* Exercise prompt:
Check every line below for the string "JSON", and copy the lines that contain it.

Records about charts and figures:
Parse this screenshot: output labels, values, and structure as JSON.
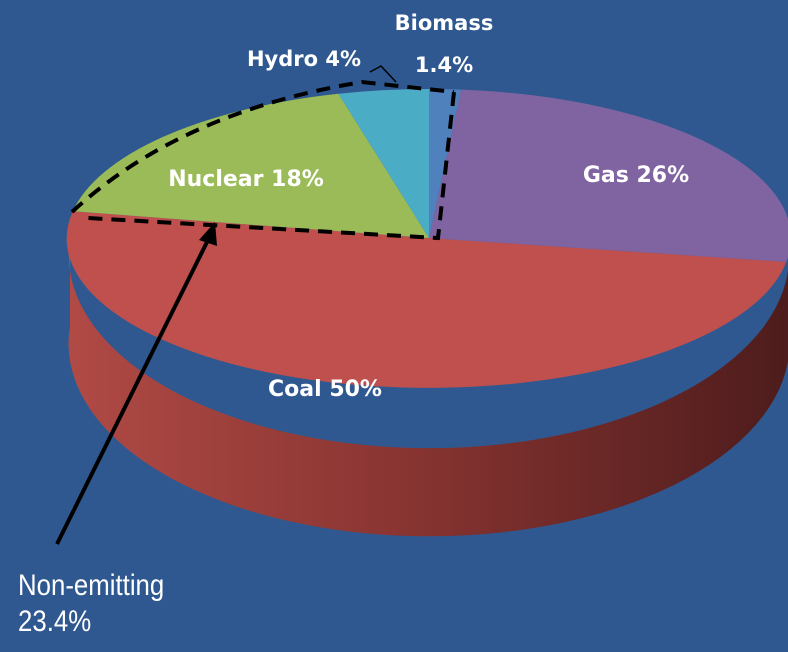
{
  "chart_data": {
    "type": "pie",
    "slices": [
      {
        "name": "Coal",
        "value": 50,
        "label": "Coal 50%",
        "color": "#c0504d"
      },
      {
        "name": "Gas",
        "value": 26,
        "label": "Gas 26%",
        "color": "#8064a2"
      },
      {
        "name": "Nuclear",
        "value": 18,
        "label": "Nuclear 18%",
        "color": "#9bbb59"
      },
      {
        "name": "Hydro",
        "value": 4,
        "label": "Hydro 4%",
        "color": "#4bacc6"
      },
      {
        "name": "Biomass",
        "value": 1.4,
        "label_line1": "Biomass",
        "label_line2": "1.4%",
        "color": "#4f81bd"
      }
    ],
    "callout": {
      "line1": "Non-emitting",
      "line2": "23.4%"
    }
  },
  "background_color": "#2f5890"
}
...
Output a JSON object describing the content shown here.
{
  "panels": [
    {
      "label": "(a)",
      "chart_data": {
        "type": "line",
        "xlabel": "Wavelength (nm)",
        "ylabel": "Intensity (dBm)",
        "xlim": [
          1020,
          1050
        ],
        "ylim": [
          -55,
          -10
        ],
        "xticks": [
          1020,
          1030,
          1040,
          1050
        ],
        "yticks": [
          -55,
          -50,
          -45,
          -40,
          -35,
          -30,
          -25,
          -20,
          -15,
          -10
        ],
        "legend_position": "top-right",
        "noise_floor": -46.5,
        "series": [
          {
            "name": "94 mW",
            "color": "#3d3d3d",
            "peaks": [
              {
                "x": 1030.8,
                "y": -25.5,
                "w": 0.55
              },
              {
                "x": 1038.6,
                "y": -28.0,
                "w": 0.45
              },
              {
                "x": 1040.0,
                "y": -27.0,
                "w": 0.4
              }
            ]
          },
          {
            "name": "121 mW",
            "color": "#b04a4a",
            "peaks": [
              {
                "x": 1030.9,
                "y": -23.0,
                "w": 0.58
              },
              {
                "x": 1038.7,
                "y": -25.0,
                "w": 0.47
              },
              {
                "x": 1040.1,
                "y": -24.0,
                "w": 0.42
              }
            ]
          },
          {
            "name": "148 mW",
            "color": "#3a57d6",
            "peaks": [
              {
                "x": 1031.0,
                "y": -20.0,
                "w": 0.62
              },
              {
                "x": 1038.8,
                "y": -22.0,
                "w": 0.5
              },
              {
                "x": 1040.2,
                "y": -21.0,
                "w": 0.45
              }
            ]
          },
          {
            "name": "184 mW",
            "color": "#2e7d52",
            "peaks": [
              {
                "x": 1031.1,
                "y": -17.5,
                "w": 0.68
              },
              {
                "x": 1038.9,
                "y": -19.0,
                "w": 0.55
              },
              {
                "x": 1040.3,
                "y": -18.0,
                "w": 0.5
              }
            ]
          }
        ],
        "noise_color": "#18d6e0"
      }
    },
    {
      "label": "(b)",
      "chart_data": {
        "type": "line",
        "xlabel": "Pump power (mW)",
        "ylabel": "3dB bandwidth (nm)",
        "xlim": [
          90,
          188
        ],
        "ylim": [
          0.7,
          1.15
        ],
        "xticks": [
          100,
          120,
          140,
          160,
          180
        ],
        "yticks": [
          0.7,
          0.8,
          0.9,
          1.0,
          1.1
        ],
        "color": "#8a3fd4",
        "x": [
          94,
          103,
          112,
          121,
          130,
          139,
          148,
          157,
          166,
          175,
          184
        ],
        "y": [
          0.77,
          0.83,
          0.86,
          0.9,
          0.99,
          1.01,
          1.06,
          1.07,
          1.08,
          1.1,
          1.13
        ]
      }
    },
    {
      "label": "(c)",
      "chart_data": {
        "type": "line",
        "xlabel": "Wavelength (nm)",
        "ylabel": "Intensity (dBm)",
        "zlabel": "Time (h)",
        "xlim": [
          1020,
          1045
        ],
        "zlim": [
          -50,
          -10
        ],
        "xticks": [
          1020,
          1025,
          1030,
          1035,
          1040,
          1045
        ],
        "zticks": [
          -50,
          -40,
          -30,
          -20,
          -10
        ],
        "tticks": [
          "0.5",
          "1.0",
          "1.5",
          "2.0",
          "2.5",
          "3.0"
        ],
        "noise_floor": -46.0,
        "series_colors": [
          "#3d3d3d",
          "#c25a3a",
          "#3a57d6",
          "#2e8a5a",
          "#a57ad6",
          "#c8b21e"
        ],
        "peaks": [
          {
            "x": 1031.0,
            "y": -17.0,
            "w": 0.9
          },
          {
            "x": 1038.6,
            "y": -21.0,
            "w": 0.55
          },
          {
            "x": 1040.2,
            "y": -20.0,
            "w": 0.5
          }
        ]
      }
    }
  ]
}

* Completed task:
Parse this screenshot: output labels, values, and structure as JSON.
Output a JSON object describing the content shown here.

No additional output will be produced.